Sunday, April 19, 2026

 

Cuba’s dilemma: Reform and overcome the crisis or collapse



La Joven Cuba graphic

First published in Spanish at La Joven Cuba. Translation by LINKS International Journal of Socialist Renewal.

There is no doubt that Cuba is facing one of the most perilous, if not the most perilous, crossroads in its history. The future of the nation as we know it, with all its virtues and flaws, its strengths and weaknesses, is at stake.

After what happened in Caracas on January 3 and the publication of United States President Donald Trump’s Executive Order on January 19, the traditional enemies of the Cuban nation hope to achieve their goals more forcibly than ever before.

Taking advantage of the current critical situation in Cuba, the US government is trying to wipe the slate clean of the past 67 years of Cuban history.

If that were to happen, we Cubans would lose all possibility of self-determination. The centuries-old emancipatory aspirations of our most eminent heroes would collapse. Cuba would never again be the nation that José Martí, Carlos Manuel de Céspedes, Ignacio Agramonte, Ana Betancourt, Mariana Grajales, Antonio Maceo, Gómez, Marta Abreu, Julio Antonio Mella, Antonio Guiteras, etc dreamed of.

Meanwhile, the country is experiencing a polycrisis resulting from the confluence of two distinct but linked phenomena. On the one hand Cuba has faced 64 years of economic warfare unleashed by the US in 1962, following the logic set out in the Mallory Memorandum of April 1960 that applying economic sanctions against the Cuban people would produce “hunger, desperation, and the overthrow of the government,” On the other hand, over the past eight years the Cuban government’s economic policies have been beset by various deficiencies and shortcomings.

Unfortunately, as in other stages of Cuba’s history, some compatriots support the hostile US policy toward our nation in the mistaken belief that our salvation and well-being lie in accepting subordination to a foreign state.

They forget all of Martí’s warnings and Cuba’s 57 years of submission to the United States. That subordination did not turn us into a prosperous country, notwithstanding the effort to promote visions of a luminous Havana that contrasted with the poverty and inequality in the rest of the country.

Other compatriots are so overwhelmed by the difficulties of recent years that they go so far as to deny the real achievements of the revolutionary project in its first stage. Their reasoning is naive: “The Americans need to come and fix this.”

Every day we hear that fateful phrase more and more often in our cities’ streets.

Finally, as often happens in other countries and contexts, other compatriots cling to a past that is not going to return. They go so far as to oppose an axiom that Fidel Castro himself defended: that we must change everything that needs to be changed.

The convergence of these three trends condemns the country to something Raúl Castro warned us about more than 15 years ago. If we do not fix our own mistakes we will plunge into an abyss. In other words, the inevitable collapse.

In his media address on February 5, President Miguel Díaz-Canel referred to some specific changes, but avoided discussing comprehensive reforms. The representative of the Cuban state used the word “change” four times, referring to issues such as the basic food basket, the import-dependent mentality, the energy matrix, and the way that the party exercises its leadership role. Similarly, the concept of “transformation” was used only five times, also for specific topics: the digital transformation of the country and the development of artificial intelligence (with the country practically without electricity), making the state apparatus more economically sustainable, municipal autonomy, encouraging Cubans living abroad to participate in the country’s development, and the energy transition.

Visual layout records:

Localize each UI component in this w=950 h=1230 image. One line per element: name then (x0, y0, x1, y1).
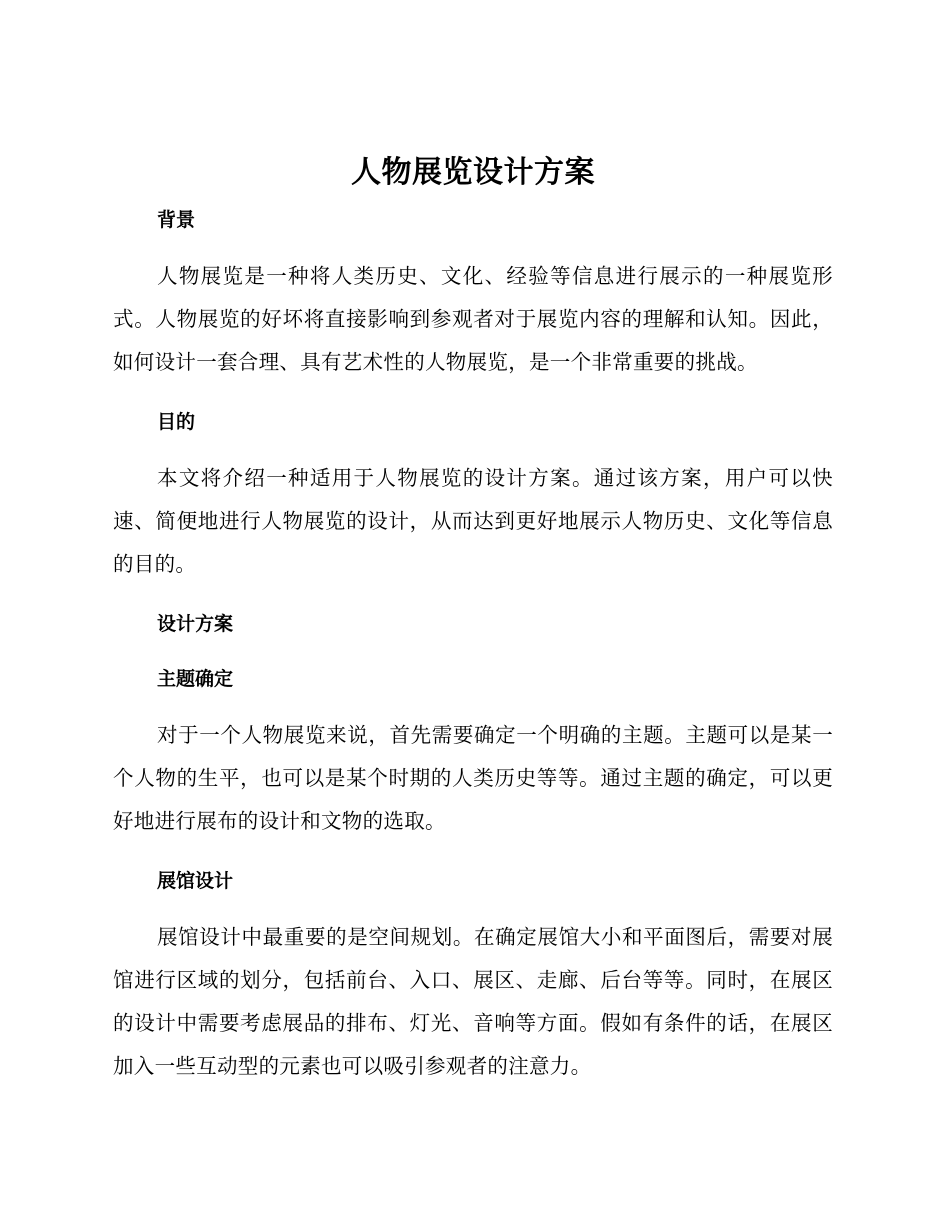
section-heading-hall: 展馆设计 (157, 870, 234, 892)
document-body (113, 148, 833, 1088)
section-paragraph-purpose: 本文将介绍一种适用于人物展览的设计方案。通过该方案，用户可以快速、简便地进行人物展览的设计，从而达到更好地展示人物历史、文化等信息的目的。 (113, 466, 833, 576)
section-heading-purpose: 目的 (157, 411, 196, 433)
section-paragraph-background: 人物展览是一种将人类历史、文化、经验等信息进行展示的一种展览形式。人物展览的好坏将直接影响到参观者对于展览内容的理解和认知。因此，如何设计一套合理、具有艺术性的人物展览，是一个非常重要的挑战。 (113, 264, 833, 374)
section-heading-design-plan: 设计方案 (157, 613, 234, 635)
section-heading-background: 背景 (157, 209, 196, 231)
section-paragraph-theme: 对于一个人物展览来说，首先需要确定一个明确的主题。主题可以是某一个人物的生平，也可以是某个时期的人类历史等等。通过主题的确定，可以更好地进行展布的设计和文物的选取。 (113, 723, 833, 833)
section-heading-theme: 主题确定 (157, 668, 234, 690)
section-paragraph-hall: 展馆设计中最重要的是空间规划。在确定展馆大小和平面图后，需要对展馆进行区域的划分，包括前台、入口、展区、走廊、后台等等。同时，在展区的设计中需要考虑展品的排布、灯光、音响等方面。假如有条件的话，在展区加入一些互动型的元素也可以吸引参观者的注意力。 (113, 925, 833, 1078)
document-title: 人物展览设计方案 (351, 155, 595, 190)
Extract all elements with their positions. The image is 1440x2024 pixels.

**Work instructions**
(a) Answer these from the article on Cuba's crisis:
(i) What is the name of the April 1960 memorandum whose logic the US economic war on Cuba followed?
(ii) On what date did President Miguel Díaz-Canel give his media address?
(iii) How many times did he use the word "change" in that address?
(b) Repeat the article on Cuba's crisis from "Sunday, April 19, 2026" up to and including "of Socialist Renewal.".
(c) Pick up the article on Cuba's crisis after its last sentence and continue it.

**Answers for this exercise**
(a)
(i) The Mallory Memorandum
(ii) February 5
(iii) Four times

(b)
Sunday, April 19, 2026

 

Cuba’s dilemma: Reform and overcome the crisis or collapse



La Joven Cuba graphic

First published in Spanish at La Joven Cuba. Translation by LINKS International Journal of Socialist Renewal.

(c)
However, at a time when more than ever the country clearly needs far-reaching economic reform and the start of a gradual political reform that makes the system of relations between citizens and the state more efficient and responsive, it is striking that the top leader of the party and the government himself has not addressed the need for reform, an extremely relevant issue in such a critical moment.

This issue has been on the national agenda ever since Fidel Castro himself launched a series of substantive changes in the 1990s by: legalising foreign currency holdings; opening the country to foreign investment; expanding self-employment; and authorising the creation of Basic Units of Agricultural Production.

On the political front, the Revolution’s leader proposed and promoted the 1992 Constitution reform. This included an electoral transformation. Previously, National Assembly of People’s Power representatives had been indirectly selected by Provincial Assembly delegates. The reform set in motion a process whereby Cuban citizens ratified the mandates of those who had been selected.

Subsequently, during his first terms as president, Raúl Castro promoted another wave of reforms, including one that had a political character and was extremely important to Cuban citizens. In 2013, breaking with years of restrictive practices, a new immigration law was adopted.

The struggle between supporters and opponents of reforms that is taking place in Cuba today has been bluntly addressed in these pages by my young colleague Rubén Padrón Garriga. In his video “The Counter-Reform” he points out that to refuse to make necessary changes “is to condemn the people to misery.”

Reforms and the current national and international context

The current national and international context is extremely serious. It demonstrates something about which there can be no confusion — the most serious contradiction that we face, as was the case in other historic stages, is the contradiction between the imperial ambitions of certain circles of power in the US and the Cuban people’s desires to have a homeland that is free and sovereign, prosperous and democratic, and just and equitable.

The Trump administration — in which Marco Rubio, a figure consumed by an innate and perverse hatred, plays a decisive role — is prepared to do anything, even military aggression, to achieve the longed-for dream of “regime change”.

For Rubio, his collaborators and a growing number of Cuban emigrants, “regime change” amounts to an unconditional surrender, not only of the government, but also of the Cuban people living on the island.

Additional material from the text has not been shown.